*Texte du document*:
═══

La fureur fut grande dans le camp des dissidents ; ils formèrent le complot d’envahir le couvent et l’église. Mais les autorités locales, averties à temps, firent échouer le projet. La rage ne fit qu’augmenter ; dès que le Fr. Josaphat paraissait dans la rue, les insultes et la boue pleuvaient sur lui. Associé au moine Basilien dans cette hostilité populaire, l’archevêque Hypace faillit être assassiné en 1609.
Saint Josaphat est ordonné prêtre.
Cependant, Josaphat n’était encore que diacre ; il s’appliquait avec ardeur à l’étude de la théologie sous la direction du P. Fabritsi ; ordonné prêtre, il devint l’apôtre de la contrée avec un tel succès que ses ennemis les plus acharnés, de même que ses brebis fidèles, chaque parti mettant dans les mots un sens différent, l’appelaient « le ravisseur d’âmes ». Parmi ses conquêtes, on cite Ignace, patriarche « orthodoxe » de Moscou.
Charmés par son zèle et ses vertus, les seigneurs ruthènes et polonais l’attiraient à l’envi dans leurs domaines ; plusieurs lui offrirent des monastères. Josaphat accepta celui de Bythen, puis celui de Notre-Dame de Zyrowice, dont il fit un noviciat.

═══

*Les lignes*:
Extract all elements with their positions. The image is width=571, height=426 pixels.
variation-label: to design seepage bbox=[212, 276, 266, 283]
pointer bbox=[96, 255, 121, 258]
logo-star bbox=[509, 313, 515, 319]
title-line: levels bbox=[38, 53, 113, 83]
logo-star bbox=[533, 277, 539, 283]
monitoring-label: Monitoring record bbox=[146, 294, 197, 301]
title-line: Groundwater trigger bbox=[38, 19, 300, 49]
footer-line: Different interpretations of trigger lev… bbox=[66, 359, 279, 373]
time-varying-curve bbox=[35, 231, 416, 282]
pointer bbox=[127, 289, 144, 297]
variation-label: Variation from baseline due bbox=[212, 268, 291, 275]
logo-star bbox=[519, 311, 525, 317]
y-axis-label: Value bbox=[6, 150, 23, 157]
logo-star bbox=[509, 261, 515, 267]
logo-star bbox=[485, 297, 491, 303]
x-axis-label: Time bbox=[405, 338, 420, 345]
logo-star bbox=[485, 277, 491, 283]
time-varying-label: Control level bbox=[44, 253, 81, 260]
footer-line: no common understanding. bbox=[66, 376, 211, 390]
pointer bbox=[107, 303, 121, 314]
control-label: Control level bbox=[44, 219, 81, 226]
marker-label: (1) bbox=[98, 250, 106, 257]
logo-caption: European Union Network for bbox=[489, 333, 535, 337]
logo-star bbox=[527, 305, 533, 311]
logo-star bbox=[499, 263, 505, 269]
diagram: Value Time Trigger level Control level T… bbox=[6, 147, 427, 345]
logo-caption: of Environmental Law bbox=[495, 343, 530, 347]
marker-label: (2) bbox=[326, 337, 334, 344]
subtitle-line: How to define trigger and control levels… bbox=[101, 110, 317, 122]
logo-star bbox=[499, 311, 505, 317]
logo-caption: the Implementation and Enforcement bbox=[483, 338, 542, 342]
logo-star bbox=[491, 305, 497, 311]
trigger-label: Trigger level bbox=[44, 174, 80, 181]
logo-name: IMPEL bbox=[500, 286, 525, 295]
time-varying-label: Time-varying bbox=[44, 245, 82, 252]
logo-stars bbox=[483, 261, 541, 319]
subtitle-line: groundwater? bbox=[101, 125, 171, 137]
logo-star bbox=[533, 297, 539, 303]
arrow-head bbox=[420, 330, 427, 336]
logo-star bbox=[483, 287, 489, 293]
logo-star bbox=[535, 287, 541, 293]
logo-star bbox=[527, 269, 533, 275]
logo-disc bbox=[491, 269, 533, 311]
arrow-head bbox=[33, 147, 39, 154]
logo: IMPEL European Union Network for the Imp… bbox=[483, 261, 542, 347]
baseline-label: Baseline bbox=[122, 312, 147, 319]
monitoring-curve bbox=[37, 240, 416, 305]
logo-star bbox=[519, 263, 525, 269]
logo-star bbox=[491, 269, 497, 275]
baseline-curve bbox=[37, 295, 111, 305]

═══

*Travail à faire*:
1. Répondez à ces questions sur le texte consacré à saint Josaphat :
(a) Qui faillit être assassiné en 1609 ?
(b) Sous la direction de qui Josaphat étudiait-il la théologie ?
(c) De quel monastère Josaphat fit-il un noviciat ?
2. Poursuivez le texte sur saint Josaphat à partir de sa dernière phrase.
Les lignes constituent un matériau indépendant du texte.

*Exercices corrigés*:
1.
(a) L'archevêque Hypace.
(b) Sous la direction du P. Fabritsi.
(c) De celui de Notre-Dame de Zyrowice.

2.
La nomination du P. Rucki à l’archevêché de Kiev en 1614 fit passer le gouvernement du monastère de la Trinité aux mains de Josaphat Koncewicz. La communauté se composait alors de soixante religieux presque tous jeunes, de sorte que la sollicitude des différentes charges retombait sur le supérieur. Le Père se multiplia ; ferme et doux, il savait plier les volontés sans les brusquer et les briser. Il continuait à travailler à la conversion des dissidents.
Pour défendre la cause de l’union, il ne craignit ni les longues recherches dans les bibliothèques, surtout dans les ouvrages traitant de la liturgie, ni les entretiens contradictoires, ni même la haine, avec laquelle il fut parfois accueilli, comme dans le monastère « orthodoxe » de Peczery ou des Cryptes, où le « ravisseur d’âmes » faillit être jeté dans le Dniéper ; sa science et son humilité n’y convertirent pas les âmes, mais lui attirèrent la sympathie.
L’épiscopat.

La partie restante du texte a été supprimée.